Aim of the task: List every software product or service named in the database test comparison below.

Supplied passage:
- - -

A query is executed as follows:

The corresponding resource consumption for the above query is shown in the following figure:

Eventually the query fails without providing any results and so for the current resources, the resource consumption of InfluxDB is too high. If the local application service (SmartOPS) is enabled at the same time, the needed functionality simply cannot be provided.

We then tested TDengine.

We are using TDengine version 2.1.6.0. The installation package TDengine-server-2.1.6.0-beta-Linux-x64.rpm is only 9.42MB. The backend developers deployed it to the test nodes.

The resource consumption when just deployed is as follows:

We then tested the same query as above, under the same conditions and while TDengine has a small increase in the CPU for a short time, the query returns results in milliseconds.

From the above preliminary tests, it is clear that in the case of deployment on low server resources, compared with InfluxDB, TDengine has obvious advantages. For power station systems with very limited resources, TDengine can cope much better and provides a cost-effective solution.

- - -

Document layout detection data:
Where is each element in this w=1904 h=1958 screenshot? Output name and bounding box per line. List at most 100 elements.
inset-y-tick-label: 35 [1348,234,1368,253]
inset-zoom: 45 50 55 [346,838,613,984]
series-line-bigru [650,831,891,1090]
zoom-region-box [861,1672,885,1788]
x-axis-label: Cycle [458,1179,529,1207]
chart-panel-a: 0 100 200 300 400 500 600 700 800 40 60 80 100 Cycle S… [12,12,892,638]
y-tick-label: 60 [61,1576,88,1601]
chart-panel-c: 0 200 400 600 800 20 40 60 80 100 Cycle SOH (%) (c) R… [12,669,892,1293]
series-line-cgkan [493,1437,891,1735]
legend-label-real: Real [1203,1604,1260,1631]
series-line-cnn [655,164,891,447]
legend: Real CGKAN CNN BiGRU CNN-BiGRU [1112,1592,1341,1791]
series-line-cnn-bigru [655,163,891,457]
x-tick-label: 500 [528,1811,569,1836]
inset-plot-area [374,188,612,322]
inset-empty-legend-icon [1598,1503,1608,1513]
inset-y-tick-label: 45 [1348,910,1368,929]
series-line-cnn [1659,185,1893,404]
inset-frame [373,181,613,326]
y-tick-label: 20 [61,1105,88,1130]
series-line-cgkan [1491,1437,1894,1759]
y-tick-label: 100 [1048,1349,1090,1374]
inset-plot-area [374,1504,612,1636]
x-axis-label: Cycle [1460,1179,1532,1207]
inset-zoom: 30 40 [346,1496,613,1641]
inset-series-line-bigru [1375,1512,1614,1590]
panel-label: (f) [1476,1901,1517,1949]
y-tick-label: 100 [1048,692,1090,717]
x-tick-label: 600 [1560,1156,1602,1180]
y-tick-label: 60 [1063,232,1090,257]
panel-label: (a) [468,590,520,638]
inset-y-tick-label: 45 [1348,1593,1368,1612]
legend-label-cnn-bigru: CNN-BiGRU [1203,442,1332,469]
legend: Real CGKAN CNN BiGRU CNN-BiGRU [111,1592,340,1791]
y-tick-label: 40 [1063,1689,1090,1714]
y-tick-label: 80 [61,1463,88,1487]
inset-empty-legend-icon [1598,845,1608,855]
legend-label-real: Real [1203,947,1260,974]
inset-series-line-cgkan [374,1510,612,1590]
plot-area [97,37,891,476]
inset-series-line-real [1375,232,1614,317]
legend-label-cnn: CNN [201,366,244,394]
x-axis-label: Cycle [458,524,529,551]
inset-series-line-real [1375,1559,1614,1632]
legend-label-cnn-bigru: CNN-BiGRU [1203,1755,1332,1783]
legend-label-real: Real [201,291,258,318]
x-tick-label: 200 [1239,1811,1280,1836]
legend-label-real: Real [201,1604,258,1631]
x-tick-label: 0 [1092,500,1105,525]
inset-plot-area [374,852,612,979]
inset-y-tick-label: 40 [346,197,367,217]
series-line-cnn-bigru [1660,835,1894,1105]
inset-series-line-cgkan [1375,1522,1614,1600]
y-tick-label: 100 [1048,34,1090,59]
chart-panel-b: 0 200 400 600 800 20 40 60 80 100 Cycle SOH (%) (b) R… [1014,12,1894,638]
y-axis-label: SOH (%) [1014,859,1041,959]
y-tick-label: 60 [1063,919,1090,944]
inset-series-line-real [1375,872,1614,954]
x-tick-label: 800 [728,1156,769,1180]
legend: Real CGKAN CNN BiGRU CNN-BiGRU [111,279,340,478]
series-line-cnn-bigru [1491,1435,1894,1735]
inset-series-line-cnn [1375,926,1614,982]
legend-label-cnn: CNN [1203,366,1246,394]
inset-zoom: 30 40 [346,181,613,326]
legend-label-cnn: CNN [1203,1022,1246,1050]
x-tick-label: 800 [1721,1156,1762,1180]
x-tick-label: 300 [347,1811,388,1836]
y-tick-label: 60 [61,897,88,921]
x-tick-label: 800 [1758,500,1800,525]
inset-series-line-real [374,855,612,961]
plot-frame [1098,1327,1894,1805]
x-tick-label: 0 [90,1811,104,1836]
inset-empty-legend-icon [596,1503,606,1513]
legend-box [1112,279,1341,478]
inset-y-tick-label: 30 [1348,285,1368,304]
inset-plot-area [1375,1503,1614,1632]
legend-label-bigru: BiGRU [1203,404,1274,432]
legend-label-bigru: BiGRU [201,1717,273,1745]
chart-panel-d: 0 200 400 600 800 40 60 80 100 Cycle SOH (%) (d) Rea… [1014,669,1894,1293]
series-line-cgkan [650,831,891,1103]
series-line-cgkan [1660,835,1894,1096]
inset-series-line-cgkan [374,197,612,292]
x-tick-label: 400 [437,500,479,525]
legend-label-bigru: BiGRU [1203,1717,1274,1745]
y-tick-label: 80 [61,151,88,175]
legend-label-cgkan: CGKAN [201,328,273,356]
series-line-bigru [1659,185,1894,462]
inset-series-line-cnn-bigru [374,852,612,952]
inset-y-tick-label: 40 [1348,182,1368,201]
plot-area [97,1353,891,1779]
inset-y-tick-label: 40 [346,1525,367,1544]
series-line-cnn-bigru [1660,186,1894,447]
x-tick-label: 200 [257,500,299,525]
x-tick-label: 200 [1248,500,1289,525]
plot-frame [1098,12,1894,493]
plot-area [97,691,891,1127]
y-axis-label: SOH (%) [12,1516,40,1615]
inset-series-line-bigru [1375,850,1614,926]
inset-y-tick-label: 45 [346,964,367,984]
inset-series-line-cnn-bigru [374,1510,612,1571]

- - -

Written answer: InfluxDB, SmartOPS, TDengine